DO THIS
Your task is to repeat the lines below exactly, excluding any pictures they contain.

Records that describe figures
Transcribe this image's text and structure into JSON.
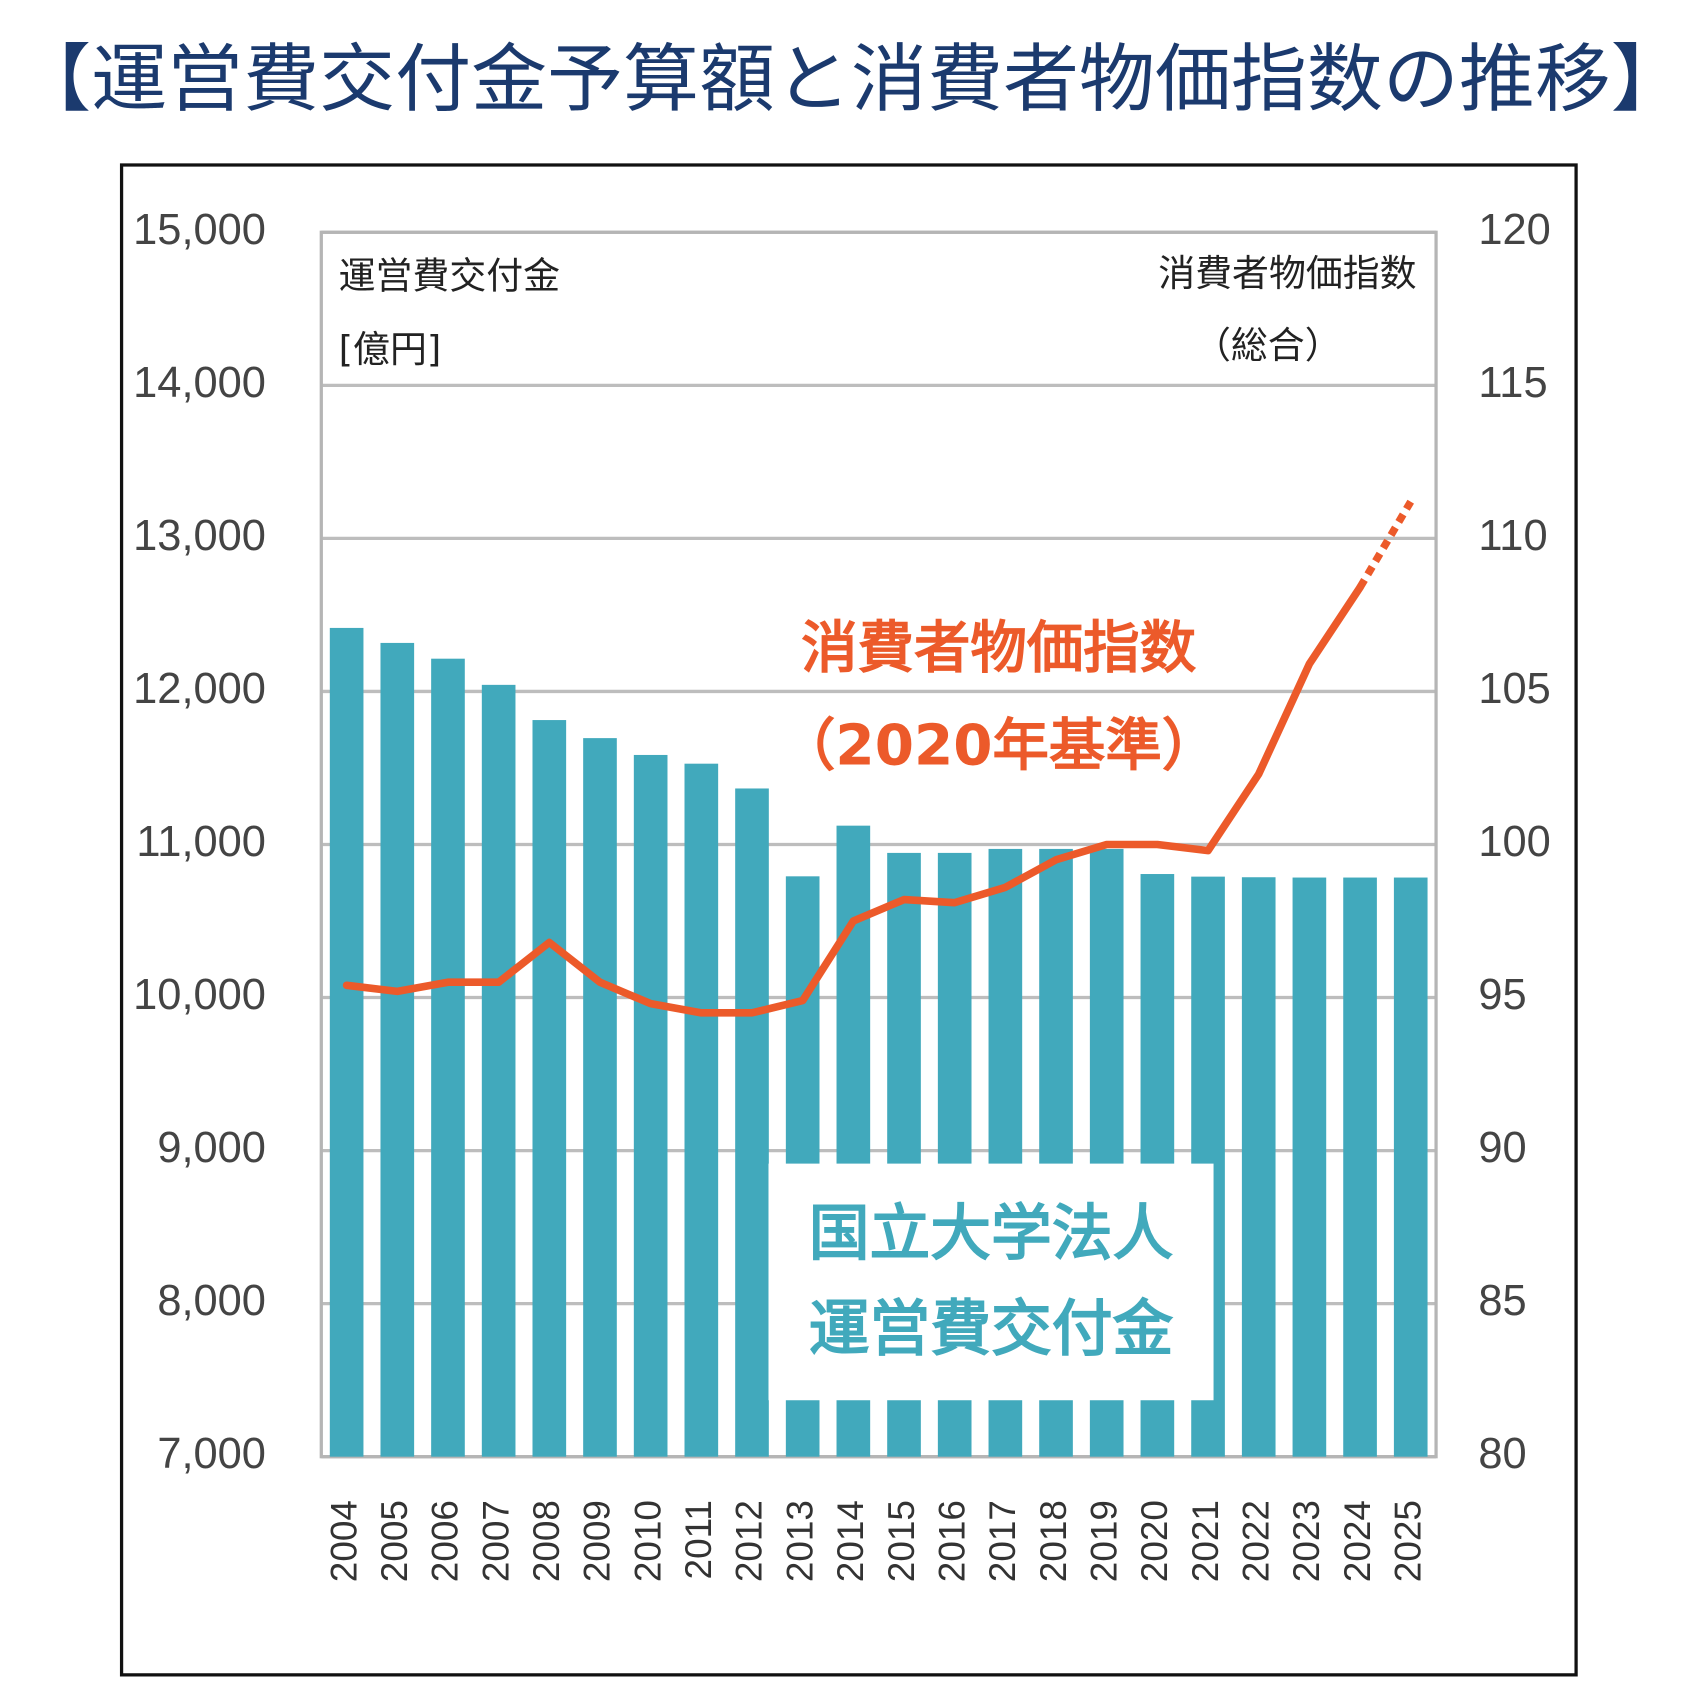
{
  "chart_data": {
    "type": "bar_line",
    "title": "【運営費交付金予算額と消費者物価指数の推移】",
    "y_label": [
      "運営費交付金",
      "[億円]"
    ],
    "y2_label": [
      "消費者物価指数",
      "（総合）"
    ],
    "categories": [
      "2004",
      "2005",
      "2006",
      "2007",
      "2008",
      "2009",
      "2010",
      "2011",
      "2012",
      "2013",
      "2014",
      "2015",
      "2016",
      "2017",
      "2018",
      "2019",
      "2020",
      "2021",
      "2022",
      "2023",
      "2024",
      "2025"
    ],
    "series": [
      {
        "name": [
          "国立大学法人",
          "運営費交付金"
        ],
        "type": "bar",
        "color": "#41a9bc",
        "values": [
          12415,
          12317,
          12214,
          12043,
          11813,
          11695,
          11585,
          11528,
          11366,
          10792,
          11123,
          10945,
          10945,
          10971,
          10971,
          10971,
          10807,
          10790,
          10786,
          10784,
          10784,
          10784
        ]
      },
      {
        "name": [
          "消費者物価指数",
          "（2020年基準）"
        ],
        "type": "line",
        "axis": "y2",
        "color": "#ec5a2a",
        "dashed_last_segment": true,
        "values": [
          95.4,
          95.2,
          95.5,
          95.5,
          96.8,
          95.5,
          94.8,
          94.5,
          94.5,
          94.9,
          97.5,
          98.2,
          98.1,
          98.6,
          99.5,
          100.0,
          100.0,
          99.8,
          102.3,
          105.9,
          108.4,
          111.2
        ]
      }
    ],
    "ylim": [
      7000,
      15000
    ],
    "yticks": [
      {
        "value": 7000,
        "label": "7,000"
      },
      {
        "value": 8000,
        "label": "8,000"
      },
      {
        "value": 9000,
        "label": "9,000"
      },
      {
        "value": 10000,
        "label": "10,000"
      },
      {
        "value": 11000,
        "label": "11,000"
      },
      {
        "value": 12000,
        "label": "12,000"
      },
      {
        "value": 13000,
        "label": "13,000"
      },
      {
        "value": 14000,
        "label": "14,000"
      },
      {
        "value": 15000,
        "label": "15,000"
      }
    ],
    "y2lim": [
      80,
      120
    ],
    "y2ticks": [
      80,
      85,
      90,
      95,
      100,
      105,
      110,
      115,
      120
    ],
    "grid": true
  }
}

SOLUTION FOR THIS PROBLEM
Transcribe this image's text and structure into JSON.
{
  "chart_data": {
    "type": "bar_line",
    "title": "【運営費交付金予算額と消費者物価指数の推移】",
    "y_label": [
      "運営費交付金",
      "[億円]"
    ],
    "y2_label": [
      "消費者物価指数",
      "（総合）"
    ],
    "categories": [
      "2004",
      "2005",
      "2006",
      "2007",
      "2008",
      "2009",
      "2010",
      "2011",
      "2012",
      "2013",
      "2014",
      "2015",
      "2016",
      "2017",
      "2018",
      "2019",
      "2020",
      "2021",
      "2022",
      "2023",
      "2024",
      "2025"
    ],
    "series": [
      {
        "name": [
          "国立大学法人",
          "運営費交付金"
        ],
        "type": "bar",
        "color": "#41a9bc",
        "values": [
          12415,
          12317,
          12214,
          12043,
          11813,
          11695,
          11585,
          11528,
          11366,
          10792,
          11123,
          10945,
          10945,
          10971,
          10971,
          10971,
          10807,
          10790,
          10786,
          10784,
          10784,
          10784
        ]
      },
      {
        "name": [
          "消費者物価指数",
          "（2020年基準）"
        ],
        "type": "line",
        "axis": "y2",
        "color": "#ec5a2a",
        "dashed_last_segment": true,
        "values": [
          95.4,
          95.2,
          95.5,
          95.5,
          96.8,
          95.5,
          94.8,
          94.5,
          94.5,
          94.9,
          97.5,
          98.2,
          98.1,
          98.6,
          99.5,
          100.0,
          100.0,
          99.8,
          102.3,
          105.9,
          108.4,
          111.2
        ]
      }
    ],
    "ylim": [
      7000,
      15000
    ],
    "yticks": [
      {
        "value": 7000,
        "label": "7,000"
      },
      {
        "value": 8000,
        "label": "8,000"
      },
      {
        "value": 9000,
        "label": "9,000"
      },
      {
        "value": 10000,
        "label": "10,000"
      },
      {
        "value": 11000,
        "label": "11,000"
      },
      {
        "value": 12000,
        "label": "12,000"
      },
      {
        "value": 13000,
        "label": "13,000"
      },
      {
        "value": 14000,
        "label": "14,000"
      },
      {
        "value": 15000,
        "label": "15,000"
      }
    ],
    "y2lim": [
      80,
      120
    ],
    "y2ticks": [
      80,
      85,
      90,
      95,
      100,
      105,
      110,
      115,
      120
    ],
    "grid": true
  }
}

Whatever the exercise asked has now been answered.